_INFORMATION SUPPLIED:_
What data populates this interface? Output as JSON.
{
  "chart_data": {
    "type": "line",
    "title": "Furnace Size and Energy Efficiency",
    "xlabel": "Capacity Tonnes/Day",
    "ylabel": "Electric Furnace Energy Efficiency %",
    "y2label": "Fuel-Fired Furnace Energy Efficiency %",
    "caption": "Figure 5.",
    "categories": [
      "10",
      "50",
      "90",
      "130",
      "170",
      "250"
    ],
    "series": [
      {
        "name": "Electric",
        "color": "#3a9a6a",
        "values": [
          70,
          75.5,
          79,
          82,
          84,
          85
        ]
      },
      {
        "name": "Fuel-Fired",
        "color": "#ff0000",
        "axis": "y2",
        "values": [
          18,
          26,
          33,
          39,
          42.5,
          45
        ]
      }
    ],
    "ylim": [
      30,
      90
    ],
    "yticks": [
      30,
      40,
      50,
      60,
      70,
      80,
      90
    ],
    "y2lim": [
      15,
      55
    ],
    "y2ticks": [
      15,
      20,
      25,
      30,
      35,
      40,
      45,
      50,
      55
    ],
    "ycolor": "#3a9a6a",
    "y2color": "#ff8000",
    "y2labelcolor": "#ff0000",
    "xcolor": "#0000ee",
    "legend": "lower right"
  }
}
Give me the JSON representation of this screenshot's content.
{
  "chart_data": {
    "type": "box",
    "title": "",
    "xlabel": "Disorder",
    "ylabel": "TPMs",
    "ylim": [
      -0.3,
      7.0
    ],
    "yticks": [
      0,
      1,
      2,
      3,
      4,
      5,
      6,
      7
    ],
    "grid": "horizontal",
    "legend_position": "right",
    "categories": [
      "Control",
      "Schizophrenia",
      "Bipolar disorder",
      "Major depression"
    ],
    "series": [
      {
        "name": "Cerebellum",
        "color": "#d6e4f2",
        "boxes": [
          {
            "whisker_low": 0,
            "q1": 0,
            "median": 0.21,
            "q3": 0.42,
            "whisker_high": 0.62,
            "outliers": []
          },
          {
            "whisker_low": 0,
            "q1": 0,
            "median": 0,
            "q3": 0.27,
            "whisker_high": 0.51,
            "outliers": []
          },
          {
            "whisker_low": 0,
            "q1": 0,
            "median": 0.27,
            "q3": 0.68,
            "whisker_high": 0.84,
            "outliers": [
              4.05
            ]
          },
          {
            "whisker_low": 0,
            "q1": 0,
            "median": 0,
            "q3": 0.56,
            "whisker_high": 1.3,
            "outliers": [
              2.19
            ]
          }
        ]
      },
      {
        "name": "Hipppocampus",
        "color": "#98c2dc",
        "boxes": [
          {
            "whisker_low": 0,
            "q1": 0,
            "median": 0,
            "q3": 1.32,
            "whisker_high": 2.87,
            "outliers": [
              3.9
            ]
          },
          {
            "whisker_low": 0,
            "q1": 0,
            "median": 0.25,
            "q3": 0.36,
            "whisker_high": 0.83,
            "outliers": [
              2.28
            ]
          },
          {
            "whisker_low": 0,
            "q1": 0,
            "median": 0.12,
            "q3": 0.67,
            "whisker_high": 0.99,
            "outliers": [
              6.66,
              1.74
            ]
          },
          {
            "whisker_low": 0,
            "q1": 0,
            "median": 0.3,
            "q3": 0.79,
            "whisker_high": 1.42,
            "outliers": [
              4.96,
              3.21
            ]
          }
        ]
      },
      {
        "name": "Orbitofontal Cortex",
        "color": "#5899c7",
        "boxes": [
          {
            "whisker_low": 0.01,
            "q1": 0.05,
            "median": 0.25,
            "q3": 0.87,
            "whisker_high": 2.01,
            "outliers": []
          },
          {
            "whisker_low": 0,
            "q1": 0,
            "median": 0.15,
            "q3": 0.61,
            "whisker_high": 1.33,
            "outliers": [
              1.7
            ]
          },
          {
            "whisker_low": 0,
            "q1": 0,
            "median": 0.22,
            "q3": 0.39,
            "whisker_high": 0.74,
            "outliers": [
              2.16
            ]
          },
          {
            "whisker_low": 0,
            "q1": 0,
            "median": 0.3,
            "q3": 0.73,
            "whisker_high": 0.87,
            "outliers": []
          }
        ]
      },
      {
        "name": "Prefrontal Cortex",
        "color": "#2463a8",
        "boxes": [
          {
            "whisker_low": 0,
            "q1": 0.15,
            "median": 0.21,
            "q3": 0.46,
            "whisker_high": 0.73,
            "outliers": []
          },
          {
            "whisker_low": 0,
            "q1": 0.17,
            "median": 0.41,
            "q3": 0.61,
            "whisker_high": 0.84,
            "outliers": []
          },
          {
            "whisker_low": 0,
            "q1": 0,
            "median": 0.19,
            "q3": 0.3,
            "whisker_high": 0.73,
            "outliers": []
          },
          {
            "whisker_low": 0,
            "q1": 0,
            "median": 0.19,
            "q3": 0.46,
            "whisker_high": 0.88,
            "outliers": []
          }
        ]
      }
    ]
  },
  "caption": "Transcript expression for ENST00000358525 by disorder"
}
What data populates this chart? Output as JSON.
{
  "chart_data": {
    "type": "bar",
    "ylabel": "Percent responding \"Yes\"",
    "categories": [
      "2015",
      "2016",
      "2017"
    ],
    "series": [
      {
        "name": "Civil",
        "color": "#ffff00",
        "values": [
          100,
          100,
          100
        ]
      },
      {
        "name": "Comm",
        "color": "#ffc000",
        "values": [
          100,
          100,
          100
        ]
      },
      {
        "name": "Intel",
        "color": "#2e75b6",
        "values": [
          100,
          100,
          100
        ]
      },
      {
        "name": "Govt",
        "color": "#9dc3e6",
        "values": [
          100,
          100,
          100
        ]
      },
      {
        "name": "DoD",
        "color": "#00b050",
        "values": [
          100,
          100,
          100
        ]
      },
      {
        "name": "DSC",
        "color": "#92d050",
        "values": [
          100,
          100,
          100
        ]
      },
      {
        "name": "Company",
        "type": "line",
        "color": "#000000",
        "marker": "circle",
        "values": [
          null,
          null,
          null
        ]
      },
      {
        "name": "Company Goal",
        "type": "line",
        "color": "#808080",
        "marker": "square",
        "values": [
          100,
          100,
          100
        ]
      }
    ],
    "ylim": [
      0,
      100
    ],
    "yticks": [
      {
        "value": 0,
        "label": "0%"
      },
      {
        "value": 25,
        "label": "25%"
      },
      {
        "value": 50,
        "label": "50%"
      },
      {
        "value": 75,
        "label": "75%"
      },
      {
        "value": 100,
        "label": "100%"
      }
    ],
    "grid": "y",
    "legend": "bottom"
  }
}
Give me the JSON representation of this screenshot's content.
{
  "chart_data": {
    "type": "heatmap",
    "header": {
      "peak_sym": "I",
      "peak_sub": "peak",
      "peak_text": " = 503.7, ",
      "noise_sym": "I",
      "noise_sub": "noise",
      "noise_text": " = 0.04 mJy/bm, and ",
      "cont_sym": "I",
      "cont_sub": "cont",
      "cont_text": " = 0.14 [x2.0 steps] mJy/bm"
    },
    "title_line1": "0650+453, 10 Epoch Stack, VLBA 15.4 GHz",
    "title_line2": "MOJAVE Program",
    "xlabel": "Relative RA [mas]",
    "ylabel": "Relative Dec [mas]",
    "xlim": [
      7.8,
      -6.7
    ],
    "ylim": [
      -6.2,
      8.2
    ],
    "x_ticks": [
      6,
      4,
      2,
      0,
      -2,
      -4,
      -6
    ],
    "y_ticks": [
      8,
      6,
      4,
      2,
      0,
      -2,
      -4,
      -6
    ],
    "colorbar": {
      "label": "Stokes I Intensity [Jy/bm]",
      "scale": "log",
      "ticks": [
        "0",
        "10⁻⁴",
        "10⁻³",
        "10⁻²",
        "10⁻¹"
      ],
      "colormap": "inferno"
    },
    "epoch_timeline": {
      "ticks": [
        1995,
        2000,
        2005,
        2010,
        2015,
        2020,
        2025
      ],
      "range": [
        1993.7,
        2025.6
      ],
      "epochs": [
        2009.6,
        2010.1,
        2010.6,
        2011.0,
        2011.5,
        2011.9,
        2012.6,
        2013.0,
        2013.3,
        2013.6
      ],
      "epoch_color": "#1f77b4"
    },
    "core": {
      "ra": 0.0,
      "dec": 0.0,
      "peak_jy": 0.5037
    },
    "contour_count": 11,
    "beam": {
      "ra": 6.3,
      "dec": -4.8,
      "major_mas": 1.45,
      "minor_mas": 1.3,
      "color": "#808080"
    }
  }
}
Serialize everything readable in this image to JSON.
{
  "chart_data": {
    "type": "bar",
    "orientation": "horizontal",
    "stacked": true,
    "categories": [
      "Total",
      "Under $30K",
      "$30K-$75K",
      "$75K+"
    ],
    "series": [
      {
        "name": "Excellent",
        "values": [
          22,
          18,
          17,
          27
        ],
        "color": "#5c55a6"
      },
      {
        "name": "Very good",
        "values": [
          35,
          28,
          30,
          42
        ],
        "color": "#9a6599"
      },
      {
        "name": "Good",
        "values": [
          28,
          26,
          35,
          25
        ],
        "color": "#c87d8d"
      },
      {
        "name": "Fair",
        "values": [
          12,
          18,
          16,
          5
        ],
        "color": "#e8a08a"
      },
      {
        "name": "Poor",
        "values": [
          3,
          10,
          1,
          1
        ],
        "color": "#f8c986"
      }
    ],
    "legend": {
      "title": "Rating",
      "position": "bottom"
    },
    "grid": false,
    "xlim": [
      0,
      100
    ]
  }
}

_PROBLEM TO WORK ON:_
Gather from the records above every line containing the string "Output".

_TASK SOLUTION:_
What data populates this interface? Output as JSON.
What data populates this chart? Output as JSON.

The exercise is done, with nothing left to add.